(Records excerpted from a collection)
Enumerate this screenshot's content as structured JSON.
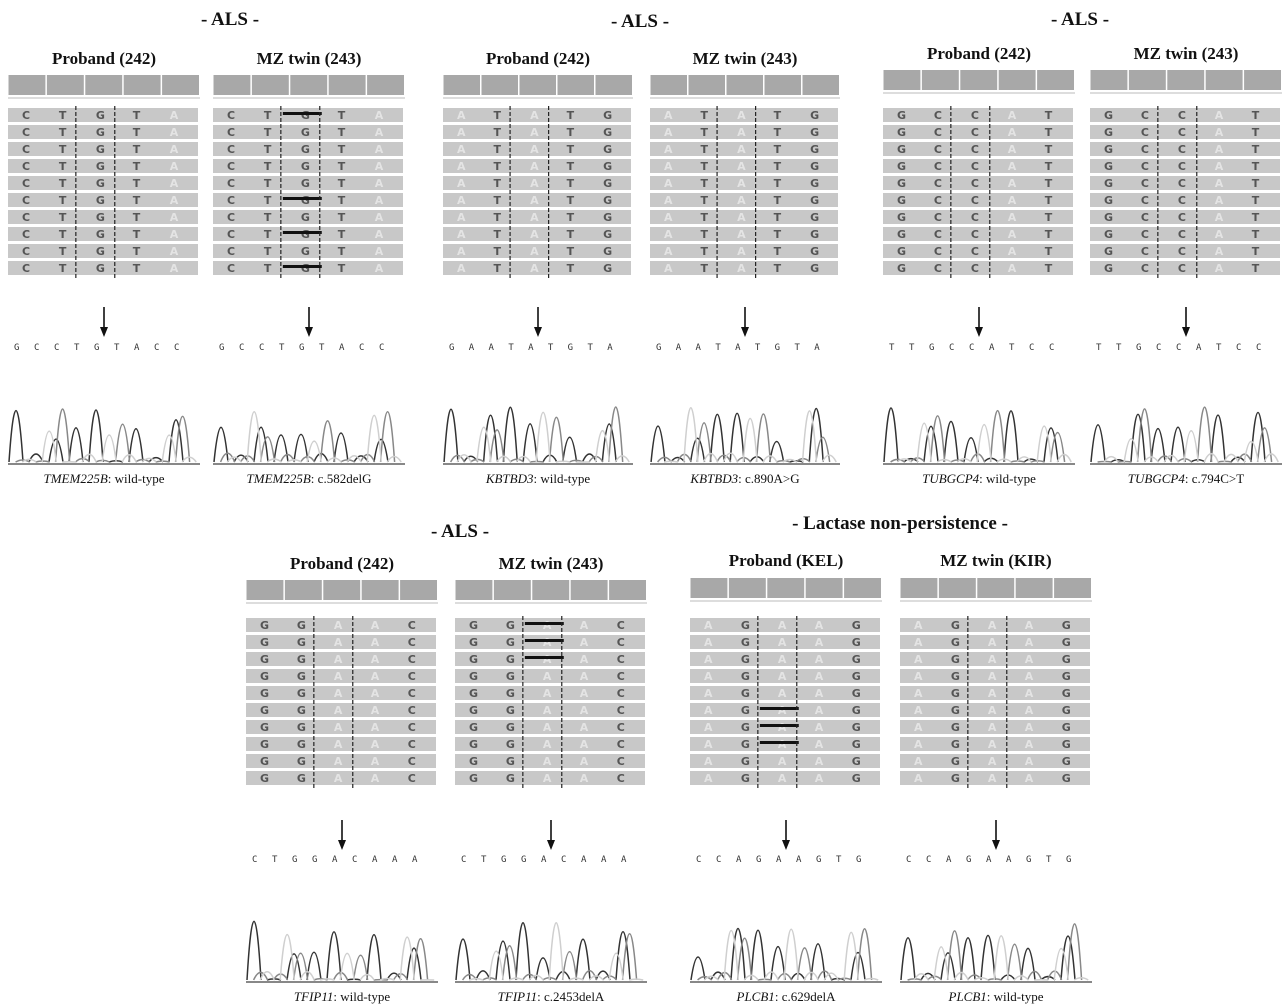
{
  "sections": [
    {
      "label": "- ALS -"
    },
    {
      "label": "- ALS -"
    },
    {
      "label": "- ALS -"
    },
    {
      "label": "- ALS -"
    },
    {
      "label": "- Lactase non-persistence -"
    }
  ],
  "panels": [
    {
      "section": 0,
      "header": "Proband (242)",
      "gene": "TMEM225B",
      "variant": "wild-type",
      "sequence": [
        "G",
        "C",
        "C",
        "T",
        "G",
        "T",
        "A",
        "C",
        "C"
      ],
      "columns": [
        "C",
        "T",
        "G",
        "T",
        "A"
      ],
      "deletion_rows": [],
      "faint": [
        "A"
      ]
    },
    {
      "section": 0,
      "header": "MZ twin (243)",
      "gene": "TMEM225B",
      "variant": "c.582delG",
      "sequence": [
        "G",
        "C",
        "C",
        "T",
        "G",
        "T",
        "A",
        "C",
        "C"
      ],
      "columns": [
        "C",
        "T",
        "G",
        "T",
        "A"
      ],
      "deletion_rows": [
        0,
        5,
        7,
        9
      ],
      "faint": [
        "A"
      ]
    },
    {
      "section": 1,
      "header": "Proband (242)",
      "gene": "KBTBD3",
      "variant": "wild-type",
      "sequence": [
        "G",
        "A",
        "A",
        "T",
        "A",
        "T",
        "G",
        "T",
        "A"
      ],
      "columns": [
        "A",
        "T",
        "A",
        "T",
        "G"
      ],
      "deletion_rows": [],
      "faint": [
        "A"
      ]
    },
    {
      "section": 1,
      "header": "MZ twin (243)",
      "gene": "KBTBD3",
      "variant": "c.890A>G",
      "sequence": [
        "G",
        "A",
        "A",
        "T",
        "A",
        "T",
        "G",
        "T",
        "A"
      ],
      "columns": [
        "A",
        "T",
        "A",
        "T",
        "G"
      ],
      "deletion_rows": [],
      "faint": [
        "A"
      ]
    },
    {
      "section": 2,
      "header": "Proband (242)",
      "gene": "TUBGCP4",
      "variant": "wild-type",
      "sequence": [
        "T",
        "T",
        "G",
        "C",
        "C",
        "A",
        "T",
        "C",
        "C"
      ],
      "columns": [
        "G",
        "C",
        "C",
        "A",
        "T"
      ],
      "deletion_rows": [],
      "faint": [
        "A"
      ]
    },
    {
      "section": 2,
      "header": "MZ twin (243)",
      "gene": "TUBGCP4",
      "variant": "c.794C>T",
      "sequence": [
        "T",
        "T",
        "G",
        "C",
        "C",
        "A",
        "T",
        "C",
        "C"
      ],
      "columns": [
        "G",
        "C",
        "C",
        "A",
        "T"
      ],
      "deletion_rows": [],
      "faint": [
        "A"
      ]
    },
    {
      "section": 3,
      "header": "Proband (242)",
      "gene": "TFIP11",
      "variant": "wild-type",
      "sequence": [
        "C",
        "T",
        "G",
        "G",
        "A",
        "C",
        "A",
        "A",
        "A"
      ],
      "columns": [
        "G",
        "G",
        "A",
        "A",
        "C"
      ],
      "deletion_rows": [],
      "faint": [
        "A"
      ]
    },
    {
      "section": 3,
      "header": "MZ twin (243)",
      "gene": "TFIP11",
      "variant": "c.2453delA",
      "sequence": [
        "C",
        "T",
        "G",
        "G",
        "A",
        "C",
        "A",
        "A",
        "A"
      ],
      "columns": [
        "G",
        "G",
        "A",
        "A",
        "C"
      ],
      "deletion_rows": [
        0,
        1,
        2
      ],
      "faint": [
        "A"
      ]
    },
    {
      "section": 4,
      "header": "Proband (KEL)",
      "gene": "PLCB1",
      "variant": "c.629delA",
      "sequence": [
        "C",
        "C",
        "A",
        "G",
        "A",
        "A",
        "G",
        "T",
        "G"
      ],
      "columns": [
        "A",
        "G",
        "A",
        "A",
        "G"
      ],
      "deletion_rows": [
        5,
        6,
        7
      ],
      "faint": [
        "A"
      ]
    },
    {
      "section": 4,
      "header": "MZ twin (KIR)",
      "gene": "PLCB1",
      "variant": "wild-type",
      "sequence": [
        "C",
        "C",
        "A",
        "G",
        "A",
        "A",
        "G",
        "T",
        "G"
      ],
      "columns": [
        "A",
        "G",
        "A",
        "A",
        "G"
      ],
      "deletion_rows": [],
      "faint": [
        "A"
      ]
    }
  ],
  "colors": {
    "read": "#c8c8c8",
    "coverage": "#a8a8a8",
    "base": "#555555",
    "faint_base": "#e4e4e4",
    "trace_dark": "#333333",
    "trace_mid": "#888888",
    "trace_light": "#cfcfcf"
  }
}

- Task instructions:
Reproduce all entries exactly. Pictures do not belong in the copy.

- Solved problem:
Enumerate this screenshot's content as structured JSON.
{
  "sections": [
    {
      "label": "- ALS -"
    },
    {
      "label": "- ALS -"
    },
    {
      "label": "- ALS -"
    },
    {
      "label": "- ALS -"
    },
    {
      "label": "- Lactase non-persistence -"
    }
  ],
  "panels": [
    {
      "section": 0,
      "header": "Proband (242)",
      "gene": "TMEM225B",
      "variant": "wild-type",
      "sequence": [
        "G",
        "C",
        "C",
        "T",
        "G",
        "T",
        "A",
        "C",
        "C"
      ],
      "columns": [
        "C",
        "T",
        "G",
        "T",
        "A"
      ],
      "deletion_rows": [],
      "faint": [
        "A"
      ]
    },
    {
      "section": 0,
      "header": "MZ twin (243)",
      "gene": "TMEM225B",
      "variant": "c.582delG",
      "sequence": [
        "G",
        "C",
        "C",
        "T",
        "G",
        "T",
        "A",
        "C",
        "C"
      ],
      "columns": [
        "C",
        "T",
        "G",
        "T",
        "A"
      ],
      "deletion_rows": [
        0,
        5,
        7,
        9
      ],
      "faint": [
        "A"
      ]
    },
    {
      "section": 1,
      "header": "Proband (242)",
      "gene": "KBTBD3",
      "variant": "wild-type",
      "sequence": [
        "G",
        "A",
        "A",
        "T",
        "A",
        "T",
        "G",
        "T",
        "A"
      ],
      "columns": [
        "A",
        "T",
        "A",
        "T",
        "G"
      ],
      "deletion_rows": [],
      "faint": [
        "A"
      ]
    },
    {
      "section": 1,
      "header": "MZ twin (243)",
      "gene": "KBTBD3",
      "variant": "c.890A>G",
      "sequence": [
        "G",
        "A",
        "A",
        "T",
        "A",
        "T",
        "G",
        "T",
        "A"
      ],
      "columns": [
        "A",
        "T",
        "A",
        "T",
        "G"
      ],
      "deletion_rows": [],
      "faint": [
        "A"
      ]
    },
    {
      "section": 2,
      "header": "Proband (242)",
      "gene": "TUBGCP4",
      "variant": "wild-type",
      "sequence": [
        "T",
        "T",
        "G",
        "C",
        "C",
        "A",
        "T",
        "C",
        "C"
      ],
      "columns": [
        "G",
        "C",
        "C",
        "A",
        "T"
      ],
      "deletion_rows": [],
      "faint": [
        "A"
      ]
    },
    {
      "section": 2,
      "header": "MZ twin (243)",
      "gene": "TUBGCP4",
      "variant": "c.794C>T",
      "sequence": [
        "T",
        "T",
        "G",
        "C",
        "C",
        "A",
        "T",
        "C",
        "C"
      ],
      "columns": [
        "G",
        "C",
        "C",
        "A",
        "T"
      ],
      "deletion_rows": [],
      "faint": [
        "A"
      ]
    },
    {
      "section": 3,
      "header": "Proband (242)",
      "gene": "TFIP11",
      "variant": "wild-type",
      "sequence": [
        "C",
        "T",
        "G",
        "G",
        "A",
        "C",
        "A",
        "A",
        "A"
      ],
      "columns": [
        "G",
        "G",
        "A",
        "A",
        "C"
      ],
      "deletion_rows": [],
      "faint": [
        "A"
      ]
    },
    {
      "section": 3,
      "header": "MZ twin (243)",
      "gene": "TFIP11",
      "variant": "c.2453delA",
      "sequence": [
        "C",
        "T",
        "G",
        "G",
        "A",
        "C",
        "A",
        "A",
        "A"
      ],
      "columns": [
        "G",
        "G",
        "A",
        "A",
        "C"
      ],
      "deletion_rows": [
        0,
        1,
        2
      ],
      "faint": [
        "A"
      ]
    },
    {
      "section": 4,
      "header": "Proband (KEL)",
      "gene": "PLCB1",
      "variant": "c.629delA",
      "sequence": [
        "C",
        "C",
        "A",
        "G",
        "A",
        "A",
        "G",
        "T",
        "G"
      ],
      "columns": [
        "A",
        "G",
        "A",
        "A",
        "G"
      ],
      "deletion_rows": [
        5,
        6,
        7
      ],
      "faint": [
        "A"
      ]
    },
    {
      "section": 4,
      "header": "MZ twin (KIR)",
      "gene": "PLCB1",
      "variant": "wild-type",
      "sequence": [
        "C",
        "C",
        "A",
        "G",
        "A",
        "A",
        "G",
        "T",
        "G"
      ],
      "columns": [
        "A",
        "G",
        "A",
        "A",
        "G"
      ],
      "deletion_rows": [],
      "faint": [
        "A"
      ]
    }
  ],
  "colors": {
    "read": "#c8c8c8",
    "coverage": "#a8a8a8",
    "base": "#555555",
    "faint_base": "#e4e4e4",
    "trace_dark": "#333333",
    "trace_mid": "#888888",
    "trace_light": "#cfcfcf"
  }
}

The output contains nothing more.